**Problem requirements:** Each line of the listing that includes "interaction" should be reported.

**Material for this exercise:**

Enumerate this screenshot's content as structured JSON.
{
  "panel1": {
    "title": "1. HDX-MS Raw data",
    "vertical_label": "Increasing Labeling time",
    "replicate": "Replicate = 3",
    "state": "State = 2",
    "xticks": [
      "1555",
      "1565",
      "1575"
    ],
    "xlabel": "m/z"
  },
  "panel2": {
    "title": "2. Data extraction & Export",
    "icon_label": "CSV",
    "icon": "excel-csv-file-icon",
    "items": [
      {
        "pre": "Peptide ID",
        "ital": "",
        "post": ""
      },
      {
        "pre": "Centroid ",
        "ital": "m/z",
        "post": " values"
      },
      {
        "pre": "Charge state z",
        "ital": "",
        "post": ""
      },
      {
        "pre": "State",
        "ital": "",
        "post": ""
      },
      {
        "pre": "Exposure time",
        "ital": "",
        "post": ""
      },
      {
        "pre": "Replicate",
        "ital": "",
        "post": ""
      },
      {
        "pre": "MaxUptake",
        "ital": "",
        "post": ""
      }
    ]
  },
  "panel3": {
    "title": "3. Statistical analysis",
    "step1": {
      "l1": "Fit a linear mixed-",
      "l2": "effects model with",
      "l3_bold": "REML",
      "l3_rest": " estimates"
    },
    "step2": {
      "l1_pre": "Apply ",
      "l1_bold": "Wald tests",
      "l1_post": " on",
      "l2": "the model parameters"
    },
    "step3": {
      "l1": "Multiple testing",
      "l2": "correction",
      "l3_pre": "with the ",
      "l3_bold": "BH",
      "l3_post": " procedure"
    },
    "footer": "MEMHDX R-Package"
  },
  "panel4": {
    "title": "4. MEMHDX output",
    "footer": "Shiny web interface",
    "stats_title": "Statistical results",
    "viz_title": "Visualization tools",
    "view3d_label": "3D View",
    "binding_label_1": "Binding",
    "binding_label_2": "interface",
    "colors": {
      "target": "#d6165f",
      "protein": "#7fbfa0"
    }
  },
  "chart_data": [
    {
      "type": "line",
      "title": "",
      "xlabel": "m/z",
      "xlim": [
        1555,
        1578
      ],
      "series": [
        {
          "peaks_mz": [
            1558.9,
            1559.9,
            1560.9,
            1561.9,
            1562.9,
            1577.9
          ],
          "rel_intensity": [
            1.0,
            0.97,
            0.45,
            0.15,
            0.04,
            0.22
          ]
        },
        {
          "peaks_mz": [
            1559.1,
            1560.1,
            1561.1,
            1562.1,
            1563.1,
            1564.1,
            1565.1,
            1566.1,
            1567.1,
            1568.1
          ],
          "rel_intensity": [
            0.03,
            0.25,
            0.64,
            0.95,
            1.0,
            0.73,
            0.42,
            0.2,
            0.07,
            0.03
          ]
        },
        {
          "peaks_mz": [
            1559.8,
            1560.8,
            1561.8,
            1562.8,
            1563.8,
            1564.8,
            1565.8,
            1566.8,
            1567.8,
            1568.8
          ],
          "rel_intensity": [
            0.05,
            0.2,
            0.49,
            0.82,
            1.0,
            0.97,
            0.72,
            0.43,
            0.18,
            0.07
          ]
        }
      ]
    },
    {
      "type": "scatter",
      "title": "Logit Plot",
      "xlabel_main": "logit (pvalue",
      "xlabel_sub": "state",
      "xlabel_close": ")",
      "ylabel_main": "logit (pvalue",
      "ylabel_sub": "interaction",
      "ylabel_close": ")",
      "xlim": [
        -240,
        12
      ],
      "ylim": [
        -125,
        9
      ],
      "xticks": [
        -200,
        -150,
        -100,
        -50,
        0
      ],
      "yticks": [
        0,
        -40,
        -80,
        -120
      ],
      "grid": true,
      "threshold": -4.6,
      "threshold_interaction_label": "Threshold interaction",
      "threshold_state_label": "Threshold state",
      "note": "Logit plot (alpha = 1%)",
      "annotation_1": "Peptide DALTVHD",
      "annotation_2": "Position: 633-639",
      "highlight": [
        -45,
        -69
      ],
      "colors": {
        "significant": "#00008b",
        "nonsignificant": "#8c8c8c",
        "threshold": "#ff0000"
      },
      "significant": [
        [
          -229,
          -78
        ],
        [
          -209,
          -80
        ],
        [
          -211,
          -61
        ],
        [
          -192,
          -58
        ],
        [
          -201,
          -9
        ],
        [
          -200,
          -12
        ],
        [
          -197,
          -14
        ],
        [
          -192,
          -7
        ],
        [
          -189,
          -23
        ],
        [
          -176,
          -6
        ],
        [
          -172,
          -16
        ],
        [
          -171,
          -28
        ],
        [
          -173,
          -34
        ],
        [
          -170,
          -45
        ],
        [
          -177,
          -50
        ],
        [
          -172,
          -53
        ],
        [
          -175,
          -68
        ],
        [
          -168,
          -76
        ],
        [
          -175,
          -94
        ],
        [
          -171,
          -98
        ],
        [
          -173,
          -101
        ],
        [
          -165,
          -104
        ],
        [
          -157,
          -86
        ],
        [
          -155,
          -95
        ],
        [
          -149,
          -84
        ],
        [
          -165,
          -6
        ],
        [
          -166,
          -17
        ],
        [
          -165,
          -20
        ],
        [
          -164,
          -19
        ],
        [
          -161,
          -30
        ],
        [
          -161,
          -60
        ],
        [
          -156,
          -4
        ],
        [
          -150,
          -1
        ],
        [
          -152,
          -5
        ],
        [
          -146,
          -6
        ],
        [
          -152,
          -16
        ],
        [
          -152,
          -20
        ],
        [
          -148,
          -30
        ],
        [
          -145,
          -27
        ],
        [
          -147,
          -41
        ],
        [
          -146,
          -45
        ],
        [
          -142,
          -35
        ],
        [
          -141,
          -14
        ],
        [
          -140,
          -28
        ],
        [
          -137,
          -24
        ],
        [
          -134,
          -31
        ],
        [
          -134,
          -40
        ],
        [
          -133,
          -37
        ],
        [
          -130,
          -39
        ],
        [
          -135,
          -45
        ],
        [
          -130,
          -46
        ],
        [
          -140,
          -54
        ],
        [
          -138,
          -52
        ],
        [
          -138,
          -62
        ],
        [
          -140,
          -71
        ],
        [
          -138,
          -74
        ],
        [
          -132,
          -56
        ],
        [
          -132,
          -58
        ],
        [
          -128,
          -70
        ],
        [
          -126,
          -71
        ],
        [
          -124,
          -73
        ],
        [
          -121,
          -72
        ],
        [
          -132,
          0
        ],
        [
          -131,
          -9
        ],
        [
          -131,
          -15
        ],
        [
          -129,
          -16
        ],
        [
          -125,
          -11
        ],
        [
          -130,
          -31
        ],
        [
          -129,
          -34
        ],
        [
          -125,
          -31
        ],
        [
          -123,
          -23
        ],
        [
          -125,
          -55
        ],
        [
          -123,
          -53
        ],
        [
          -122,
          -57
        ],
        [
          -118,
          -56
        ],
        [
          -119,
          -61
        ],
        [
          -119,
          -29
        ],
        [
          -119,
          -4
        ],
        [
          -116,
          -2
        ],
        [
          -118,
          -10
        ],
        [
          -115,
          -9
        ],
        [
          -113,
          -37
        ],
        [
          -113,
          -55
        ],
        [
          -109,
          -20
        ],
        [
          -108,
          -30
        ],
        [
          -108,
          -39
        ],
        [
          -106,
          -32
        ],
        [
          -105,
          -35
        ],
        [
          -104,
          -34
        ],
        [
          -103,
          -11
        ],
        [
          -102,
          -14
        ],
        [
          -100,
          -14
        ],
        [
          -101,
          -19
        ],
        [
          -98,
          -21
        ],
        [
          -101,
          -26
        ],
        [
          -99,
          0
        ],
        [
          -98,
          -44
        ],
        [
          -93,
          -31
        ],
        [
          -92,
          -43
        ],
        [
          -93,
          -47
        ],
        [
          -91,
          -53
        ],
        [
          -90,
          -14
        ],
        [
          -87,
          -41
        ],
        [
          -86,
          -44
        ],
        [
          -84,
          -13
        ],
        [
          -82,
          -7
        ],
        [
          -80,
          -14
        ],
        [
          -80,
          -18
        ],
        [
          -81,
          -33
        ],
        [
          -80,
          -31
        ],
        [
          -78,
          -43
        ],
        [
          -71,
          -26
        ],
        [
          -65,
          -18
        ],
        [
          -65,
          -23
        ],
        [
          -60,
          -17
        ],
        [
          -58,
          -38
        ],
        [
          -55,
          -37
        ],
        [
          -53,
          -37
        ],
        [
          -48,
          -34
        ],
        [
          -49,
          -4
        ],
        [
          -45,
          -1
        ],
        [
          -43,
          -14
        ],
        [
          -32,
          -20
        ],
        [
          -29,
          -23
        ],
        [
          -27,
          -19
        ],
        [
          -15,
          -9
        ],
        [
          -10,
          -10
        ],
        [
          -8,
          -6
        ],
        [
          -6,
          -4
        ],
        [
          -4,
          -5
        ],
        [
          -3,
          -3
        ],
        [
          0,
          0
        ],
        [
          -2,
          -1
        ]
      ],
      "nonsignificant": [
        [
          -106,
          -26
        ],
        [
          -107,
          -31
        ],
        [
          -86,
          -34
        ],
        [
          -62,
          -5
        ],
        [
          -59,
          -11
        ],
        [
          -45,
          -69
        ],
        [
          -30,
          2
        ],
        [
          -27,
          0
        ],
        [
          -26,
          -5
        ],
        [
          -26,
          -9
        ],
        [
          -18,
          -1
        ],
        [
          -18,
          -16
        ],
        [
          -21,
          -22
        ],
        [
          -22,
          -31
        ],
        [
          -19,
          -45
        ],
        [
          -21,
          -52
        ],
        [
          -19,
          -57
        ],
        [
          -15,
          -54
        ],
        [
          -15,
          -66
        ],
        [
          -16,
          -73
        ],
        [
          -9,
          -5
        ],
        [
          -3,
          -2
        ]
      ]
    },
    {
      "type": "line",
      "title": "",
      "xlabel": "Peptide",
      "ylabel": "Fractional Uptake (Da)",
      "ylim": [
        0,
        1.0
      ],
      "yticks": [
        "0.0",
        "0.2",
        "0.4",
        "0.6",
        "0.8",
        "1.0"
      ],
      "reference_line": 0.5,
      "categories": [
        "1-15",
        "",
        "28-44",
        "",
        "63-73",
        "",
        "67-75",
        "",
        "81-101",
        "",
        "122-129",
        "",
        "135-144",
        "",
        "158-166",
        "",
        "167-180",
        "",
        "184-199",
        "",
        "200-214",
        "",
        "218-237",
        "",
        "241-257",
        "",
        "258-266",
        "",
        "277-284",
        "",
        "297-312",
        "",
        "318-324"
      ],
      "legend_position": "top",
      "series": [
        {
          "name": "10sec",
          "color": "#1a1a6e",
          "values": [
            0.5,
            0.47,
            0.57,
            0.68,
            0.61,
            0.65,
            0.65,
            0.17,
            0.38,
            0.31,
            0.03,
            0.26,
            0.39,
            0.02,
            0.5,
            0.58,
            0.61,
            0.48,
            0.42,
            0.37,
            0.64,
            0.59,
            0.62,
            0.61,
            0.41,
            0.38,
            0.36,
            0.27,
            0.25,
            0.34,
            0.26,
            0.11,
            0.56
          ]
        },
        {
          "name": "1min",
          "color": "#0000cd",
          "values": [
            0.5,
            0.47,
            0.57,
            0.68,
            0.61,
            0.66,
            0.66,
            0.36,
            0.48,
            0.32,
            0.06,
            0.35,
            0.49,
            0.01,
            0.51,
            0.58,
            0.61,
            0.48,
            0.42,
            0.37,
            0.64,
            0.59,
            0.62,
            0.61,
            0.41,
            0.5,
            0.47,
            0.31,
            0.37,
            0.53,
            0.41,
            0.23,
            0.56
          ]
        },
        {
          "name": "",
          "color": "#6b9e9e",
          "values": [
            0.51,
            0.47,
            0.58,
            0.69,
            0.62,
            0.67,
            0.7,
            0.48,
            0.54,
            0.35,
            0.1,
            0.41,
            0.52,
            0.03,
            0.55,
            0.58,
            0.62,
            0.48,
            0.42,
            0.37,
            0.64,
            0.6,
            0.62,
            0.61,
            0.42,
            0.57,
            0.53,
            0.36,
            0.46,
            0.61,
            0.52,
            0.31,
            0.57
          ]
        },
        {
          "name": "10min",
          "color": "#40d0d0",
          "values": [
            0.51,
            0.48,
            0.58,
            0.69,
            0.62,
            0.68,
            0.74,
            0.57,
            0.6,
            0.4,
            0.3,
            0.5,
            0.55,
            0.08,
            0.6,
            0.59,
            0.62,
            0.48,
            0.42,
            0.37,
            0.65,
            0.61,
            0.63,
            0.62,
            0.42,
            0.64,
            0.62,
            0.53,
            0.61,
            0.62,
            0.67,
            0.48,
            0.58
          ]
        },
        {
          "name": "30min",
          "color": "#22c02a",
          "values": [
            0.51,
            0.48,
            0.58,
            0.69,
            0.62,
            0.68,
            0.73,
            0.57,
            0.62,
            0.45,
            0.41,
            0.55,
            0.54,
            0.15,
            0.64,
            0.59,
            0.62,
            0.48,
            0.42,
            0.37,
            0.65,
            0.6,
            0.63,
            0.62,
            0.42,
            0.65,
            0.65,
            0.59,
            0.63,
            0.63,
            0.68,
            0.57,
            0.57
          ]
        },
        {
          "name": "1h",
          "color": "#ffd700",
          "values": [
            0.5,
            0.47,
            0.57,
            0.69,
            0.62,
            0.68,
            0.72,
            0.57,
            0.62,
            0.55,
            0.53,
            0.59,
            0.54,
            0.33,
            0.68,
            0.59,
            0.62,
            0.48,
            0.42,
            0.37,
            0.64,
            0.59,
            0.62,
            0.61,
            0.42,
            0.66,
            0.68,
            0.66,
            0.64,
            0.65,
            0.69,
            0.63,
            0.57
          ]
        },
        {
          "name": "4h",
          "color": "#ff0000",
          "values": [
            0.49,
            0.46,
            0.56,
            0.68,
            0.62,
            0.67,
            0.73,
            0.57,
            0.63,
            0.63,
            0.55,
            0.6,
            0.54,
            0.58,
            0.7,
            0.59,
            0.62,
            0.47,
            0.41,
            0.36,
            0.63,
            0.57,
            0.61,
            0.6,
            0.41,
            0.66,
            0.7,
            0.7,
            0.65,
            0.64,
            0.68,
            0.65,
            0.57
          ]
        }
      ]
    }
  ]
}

**Result:**
      "ylabel_sub": "interaction",
      "threshold_interaction_label": "Threshold interaction",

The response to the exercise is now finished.